━━ Given entries

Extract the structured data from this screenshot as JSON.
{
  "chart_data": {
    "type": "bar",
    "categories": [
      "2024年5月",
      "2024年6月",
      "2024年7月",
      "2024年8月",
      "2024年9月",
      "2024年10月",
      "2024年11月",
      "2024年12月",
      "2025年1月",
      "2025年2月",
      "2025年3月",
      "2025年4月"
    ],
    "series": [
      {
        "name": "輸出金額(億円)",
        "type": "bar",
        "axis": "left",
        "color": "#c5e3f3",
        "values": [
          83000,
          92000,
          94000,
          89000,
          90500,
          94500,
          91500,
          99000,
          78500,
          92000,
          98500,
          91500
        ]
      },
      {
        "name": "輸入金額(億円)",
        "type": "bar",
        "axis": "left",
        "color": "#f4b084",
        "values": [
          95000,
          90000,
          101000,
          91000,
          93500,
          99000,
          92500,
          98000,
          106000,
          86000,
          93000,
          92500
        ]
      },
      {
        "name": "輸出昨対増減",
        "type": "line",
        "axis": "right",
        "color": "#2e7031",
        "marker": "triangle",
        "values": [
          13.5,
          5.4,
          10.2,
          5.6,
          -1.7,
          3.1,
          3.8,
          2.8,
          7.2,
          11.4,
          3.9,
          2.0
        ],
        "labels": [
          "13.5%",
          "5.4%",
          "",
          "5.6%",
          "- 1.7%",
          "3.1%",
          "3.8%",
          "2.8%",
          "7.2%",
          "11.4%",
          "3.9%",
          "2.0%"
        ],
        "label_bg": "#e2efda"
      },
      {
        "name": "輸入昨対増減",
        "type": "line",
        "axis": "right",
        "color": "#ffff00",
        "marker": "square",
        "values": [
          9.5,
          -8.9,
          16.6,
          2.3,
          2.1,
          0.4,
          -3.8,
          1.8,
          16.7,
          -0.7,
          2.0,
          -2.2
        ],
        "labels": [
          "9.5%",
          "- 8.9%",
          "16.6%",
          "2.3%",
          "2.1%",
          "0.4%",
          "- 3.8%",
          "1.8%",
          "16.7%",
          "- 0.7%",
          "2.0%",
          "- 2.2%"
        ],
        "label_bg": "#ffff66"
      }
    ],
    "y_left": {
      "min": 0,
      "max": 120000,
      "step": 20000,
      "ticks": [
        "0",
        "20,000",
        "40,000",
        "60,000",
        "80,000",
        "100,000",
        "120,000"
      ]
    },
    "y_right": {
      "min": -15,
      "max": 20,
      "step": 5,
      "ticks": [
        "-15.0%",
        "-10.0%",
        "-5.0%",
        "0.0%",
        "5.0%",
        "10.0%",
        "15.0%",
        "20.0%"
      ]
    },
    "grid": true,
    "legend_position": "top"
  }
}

━━━━
━━ Given entries

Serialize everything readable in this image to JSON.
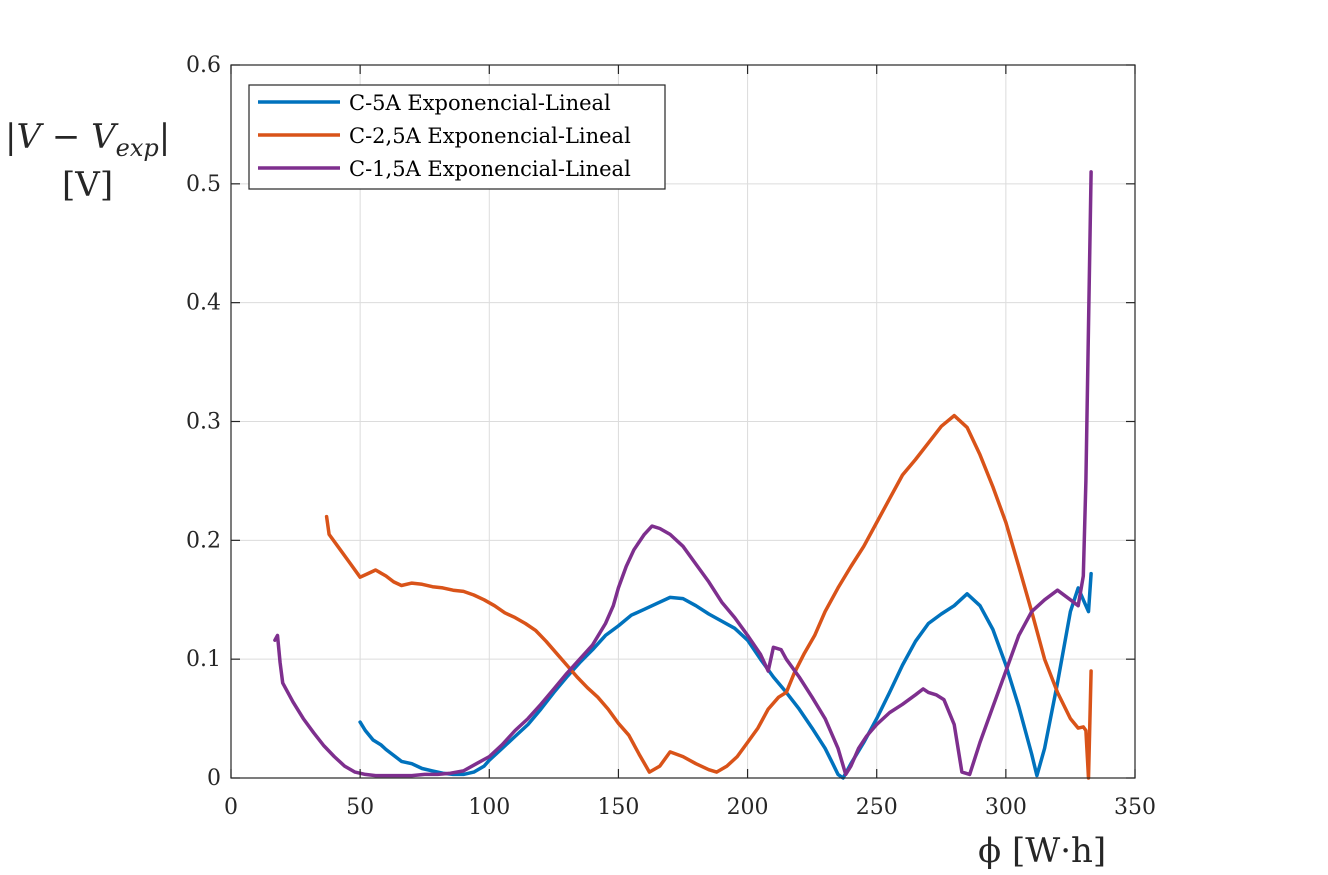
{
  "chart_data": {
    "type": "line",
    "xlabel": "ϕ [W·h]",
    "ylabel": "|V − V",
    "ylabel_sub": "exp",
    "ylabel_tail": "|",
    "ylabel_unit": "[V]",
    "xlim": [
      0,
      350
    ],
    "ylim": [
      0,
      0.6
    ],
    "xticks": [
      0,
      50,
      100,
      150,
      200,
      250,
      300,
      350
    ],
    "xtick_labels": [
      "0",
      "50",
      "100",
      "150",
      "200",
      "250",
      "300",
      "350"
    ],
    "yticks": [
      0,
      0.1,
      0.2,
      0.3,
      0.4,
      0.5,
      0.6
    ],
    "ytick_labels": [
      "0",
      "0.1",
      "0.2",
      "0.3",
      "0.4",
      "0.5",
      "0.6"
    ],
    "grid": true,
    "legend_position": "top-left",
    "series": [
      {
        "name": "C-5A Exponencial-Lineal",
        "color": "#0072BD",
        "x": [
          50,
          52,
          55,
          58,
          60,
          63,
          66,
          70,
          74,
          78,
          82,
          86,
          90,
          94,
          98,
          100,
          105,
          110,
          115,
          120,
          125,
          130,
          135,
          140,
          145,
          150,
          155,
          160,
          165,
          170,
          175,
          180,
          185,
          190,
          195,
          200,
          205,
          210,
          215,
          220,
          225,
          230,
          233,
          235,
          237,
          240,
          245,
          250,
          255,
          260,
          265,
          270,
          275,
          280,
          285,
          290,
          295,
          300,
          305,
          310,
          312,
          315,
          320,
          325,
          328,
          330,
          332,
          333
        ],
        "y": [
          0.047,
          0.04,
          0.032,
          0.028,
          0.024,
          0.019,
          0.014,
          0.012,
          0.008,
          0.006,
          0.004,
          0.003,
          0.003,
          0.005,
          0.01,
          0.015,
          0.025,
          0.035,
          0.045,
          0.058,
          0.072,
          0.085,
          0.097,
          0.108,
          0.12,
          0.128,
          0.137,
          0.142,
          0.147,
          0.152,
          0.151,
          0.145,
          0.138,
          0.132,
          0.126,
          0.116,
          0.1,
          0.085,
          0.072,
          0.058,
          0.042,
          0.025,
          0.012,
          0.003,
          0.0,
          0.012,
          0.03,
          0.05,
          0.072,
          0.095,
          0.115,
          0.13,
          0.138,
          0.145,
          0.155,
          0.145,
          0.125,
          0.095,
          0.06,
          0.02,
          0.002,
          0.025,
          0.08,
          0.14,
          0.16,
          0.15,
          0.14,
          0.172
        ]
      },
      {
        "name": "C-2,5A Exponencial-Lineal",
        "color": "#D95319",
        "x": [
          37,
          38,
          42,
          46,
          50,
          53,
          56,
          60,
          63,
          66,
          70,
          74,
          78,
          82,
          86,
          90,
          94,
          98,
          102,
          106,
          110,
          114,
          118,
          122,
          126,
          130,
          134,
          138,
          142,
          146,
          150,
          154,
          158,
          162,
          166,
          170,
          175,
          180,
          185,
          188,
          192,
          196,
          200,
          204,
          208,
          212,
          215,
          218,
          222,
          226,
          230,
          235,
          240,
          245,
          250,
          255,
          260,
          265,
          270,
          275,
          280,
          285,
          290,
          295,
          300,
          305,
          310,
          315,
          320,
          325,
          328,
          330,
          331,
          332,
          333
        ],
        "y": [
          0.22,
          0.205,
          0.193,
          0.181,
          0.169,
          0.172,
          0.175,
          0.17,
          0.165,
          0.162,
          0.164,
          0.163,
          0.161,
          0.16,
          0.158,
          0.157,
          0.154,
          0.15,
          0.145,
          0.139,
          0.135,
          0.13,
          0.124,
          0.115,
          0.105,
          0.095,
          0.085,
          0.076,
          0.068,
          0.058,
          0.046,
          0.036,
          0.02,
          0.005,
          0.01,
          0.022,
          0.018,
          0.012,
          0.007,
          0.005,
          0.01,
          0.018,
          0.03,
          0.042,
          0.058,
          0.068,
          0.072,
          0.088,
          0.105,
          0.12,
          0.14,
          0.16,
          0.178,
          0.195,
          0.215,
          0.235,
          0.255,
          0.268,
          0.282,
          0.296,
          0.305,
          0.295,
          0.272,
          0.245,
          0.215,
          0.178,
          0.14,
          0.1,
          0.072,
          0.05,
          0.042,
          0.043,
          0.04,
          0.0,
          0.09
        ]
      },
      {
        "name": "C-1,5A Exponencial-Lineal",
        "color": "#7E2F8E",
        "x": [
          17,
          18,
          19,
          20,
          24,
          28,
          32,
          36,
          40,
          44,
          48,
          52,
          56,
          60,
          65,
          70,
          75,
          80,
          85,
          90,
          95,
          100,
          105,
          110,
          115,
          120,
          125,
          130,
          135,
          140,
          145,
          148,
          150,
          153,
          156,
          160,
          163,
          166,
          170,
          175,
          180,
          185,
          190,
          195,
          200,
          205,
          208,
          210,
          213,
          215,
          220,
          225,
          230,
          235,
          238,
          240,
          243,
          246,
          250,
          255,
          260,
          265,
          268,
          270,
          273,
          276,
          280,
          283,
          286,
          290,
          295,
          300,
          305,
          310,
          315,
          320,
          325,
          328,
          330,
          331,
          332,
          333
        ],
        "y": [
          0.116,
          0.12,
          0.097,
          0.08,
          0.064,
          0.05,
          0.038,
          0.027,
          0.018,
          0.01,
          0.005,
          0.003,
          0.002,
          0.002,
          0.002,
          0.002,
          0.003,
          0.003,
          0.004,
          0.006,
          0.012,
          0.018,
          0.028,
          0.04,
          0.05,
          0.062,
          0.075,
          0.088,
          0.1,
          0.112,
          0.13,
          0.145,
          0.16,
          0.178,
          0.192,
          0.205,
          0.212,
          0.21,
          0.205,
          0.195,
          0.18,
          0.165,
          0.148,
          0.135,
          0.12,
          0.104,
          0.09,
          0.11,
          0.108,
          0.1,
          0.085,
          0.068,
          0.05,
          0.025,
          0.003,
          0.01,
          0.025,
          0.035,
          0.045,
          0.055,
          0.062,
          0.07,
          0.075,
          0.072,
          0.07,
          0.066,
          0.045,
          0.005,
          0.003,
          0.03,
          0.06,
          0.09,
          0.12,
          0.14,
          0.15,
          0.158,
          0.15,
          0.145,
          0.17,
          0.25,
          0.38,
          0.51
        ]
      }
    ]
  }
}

━━━━

**Given task:** From the data, pick out every line that includes "Lineal".

**Problem solution:**
        "name": "C-5A Exponencial-Lineal",
        "name": "C-2,5A Exponencial-Lineal",
        "name": "C-1,5A Exponencial-Lineal",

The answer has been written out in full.